* _DIRECTIONS FOR THIS TASK_
Return the entries verbatim and drop every picture.

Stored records
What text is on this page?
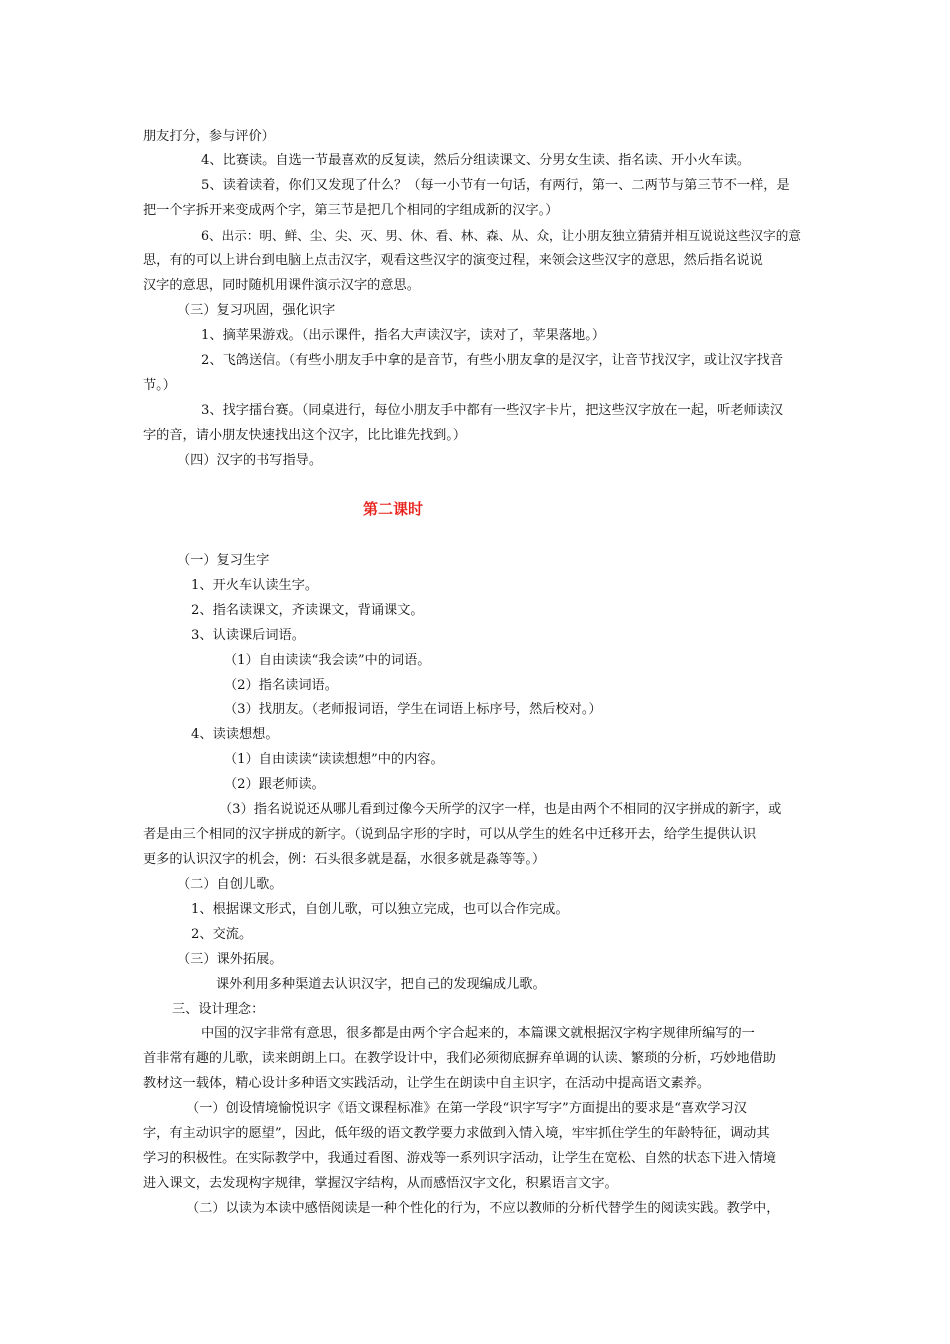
朋友打分，参与评价）

4、比赛读。自选一节最喜欢的反复读，然后分组读课文、分男女生读、指名读、开小火车读。

5、读着读着，你们又发现了什么？（每一小节有一句话，有两行，第一、二两节与第三节不一样，是

把一个字拆开来变成两个字，第三节是把几个相同的字组成新的汉字。）

6、出示：明、鲜、尘、尖、灭、男、休、看、林、森、从、众，让小朋友独立猜猜并相互说说这些汉字的意

思，有的可以上讲台到电脑上点击汉字，观看这些汉字的演变过程，来领会这些汉字的意思，然后指名说说

汉字的意思，同时随机用课件演示汉字的意思。

（三）复习巩固，强化识字

1、摘苹果游戏。（出示课件，指名大声读汉字，读对了，苹果落地。）

2、飞鸽送信。（有些小朋友手中拿的是音节，有些小朋友拿的是汉字，让音节找汉字，或让汉字找音

节。）

3、找字擂台赛。（同桌进行，每位小朋友手中都有一些汉字卡片，把这些汉字放在一起，听老师读汉

字的音，请小朋友快速找出这个汉字，比比谁先找到。）

（四）汉字的书写指导。

第二课时

（一）复习生字

1、开火车认读生字。

2、指名读课文，齐读课文，背诵课文。

3、认读课后词语。

（1）自由读读“我会读”中的词语。

（2）指名读词语。

（3）找朋友。（老师报词语，学生在词语上标序号，然后校对。）

4、读读想想。

（1）自由读读“读读想想”中的内容。

（2）跟老师读。

（3）指名说说还从哪儿看到过像今天所学的汉字一样，也是由两个不相同的汉字拼成的新字，或

者是由三个相同的汉字拼成的新字。（说到品字形的字时，可以从学生的姓名中迁移开去，给学生提供认识

更多的认识汉字的机会，例：石头很多就是磊，水很多就是淼等等。）

（二）自创儿歌。

1、根据课文形式，自创儿歌，可以独立完成，也可以合作完成。

2、交流。

（三）课外拓展。

课外利用多种渠道去认识汉字，把自己的发现编成儿歌。

三、设计理念：

中国的汉字非常有意思，很多都是由两个字合起来的，本篇课文就根据汉字构字规律所编写的一

首非常有趣的儿歌，读来朗朗上口。在教学设计中，我们必须彻底摒弃单调的认读、繁琐的分析，巧妙地借助

教材这一载体，精心设计多种语文实践活动，让学生在朗读中自主识字，在活动中提高语文素养。

（一）创设情境愉悦识字《语文课程标准》在第一学段“识字写字”方面提出的要求是“喜欢学习汉

字，有主动识字的愿望”，因此，低年级的语文教学要力求做到入情入境，牢牢抓住学生的年龄特征，调动其

学习的积极性。在实际教学中，我通过看图、游戏等一系列识字活动，让学生在宽松、自然的状态下进入情境

进入课文，去发现构字规律，掌握汉字结构，从而感悟汉字文化，积累语言文字。

（二）以读为本读中感悟阅读是一种个性化的行为，不应以教师的分析代替学生的阅读实践。教学中，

* _ANSWER TO THE TASK_
What text is on this page?
朋友打分，参与评价）

4、比赛读。自选一节最喜欢的反复读，然后分组读课文、分男女生读、指名读、开小火车读。

5、读着读着，你们又发现了什么？（每一小节有一句话，有两行，第一、二两节与第三节不一样，是

把一个字拆开来变成两个字，第三节是把几个相同的字组成新的汉字。）

6、出示：明、鲜、尘、尖、灭、男、休、看、林、森、从、众，让小朋友独立猜猜并相互说说这些汉字的意

思，有的可以上讲台到电脑上点击汉字，观看这些汉字的演变过程，来领会这些汉字的意思，然后指名说说

汉字的意思，同时随机用课件演示汉字的意思。

（三）复习巩固，强化识字

1、摘苹果游戏。（出示课件，指名大声读汉字，读对了，苹果落地。）

2、飞鸽送信。（有些小朋友手中拿的是音节，有些小朋友拿的是汉字，让音节找汉字，或让汉字找音

节。）

3、找字擂台赛。（同桌进行，每位小朋友手中都有一些汉字卡片，把这些汉字放在一起，听老师读汉

字的音，请小朋友快速找出这个汉字，比比谁先找到。）

（四）汉字的书写指导。

第二课时

（一）复习生字

1、开火车认读生字。

2、指名读课文，齐读课文，背诵课文。

3、认读课后词语。

（1）自由读读“我会读”中的词语。

（2）指名读词语。

（3）找朋友。（老师报词语，学生在词语上标序号，然后校对。）

4、读读想想。

（1）自由读读“读读想想”中的内容。

（2）跟老师读。

（3）指名说说还从哪儿看到过像今天所学的汉字一样，也是由两个不相同的汉字拼成的新字，或

者是由三个相同的汉字拼成的新字。（说到品字形的字时，可以从学生的姓名中迁移开去，给学生提供认识

更多的认识汉字的机会，例：石头很多就是磊，水很多就是淼等等。）

（二）自创儿歌。

1、根据课文形式，自创儿歌，可以独立完成，也可以合作完成。

2、交流。

（三）课外拓展。

课外利用多种渠道去认识汉字，把自己的发现编成儿歌。

三、设计理念：

中国的汉字非常有意思，很多都是由两个字合起来的，本篇课文就根据汉字构字规律所编写的一

首非常有趣的儿歌，读来朗朗上口。在教学设计中，我们必须彻底摒弃单调的认读、繁琐的分析，巧妙地借助

教材这一载体，精心设计多种语文实践活动，让学生在朗读中自主识字，在活动中提高语文素养。

（一）创设情境愉悦识字《语文课程标准》在第一学段“识字写字”方面提出的要求是“喜欢学习汉

字，有主动识字的愿望”，因此，低年级的语文教学要力求做到入情入境，牢牢抓住学生的年龄特征，调动其

学习的积极性。在实际教学中，我通过看图、游戏等一系列识字活动，让学生在宽松、自然的状态下进入情境

进入课文，去发现构字规律，掌握汉字结构，从而感悟汉字文化，积累语言文字。

（二）以读为本读中感悟阅读是一种个性化的行为，不应以教师的分析代替学生的阅读实践。教学中，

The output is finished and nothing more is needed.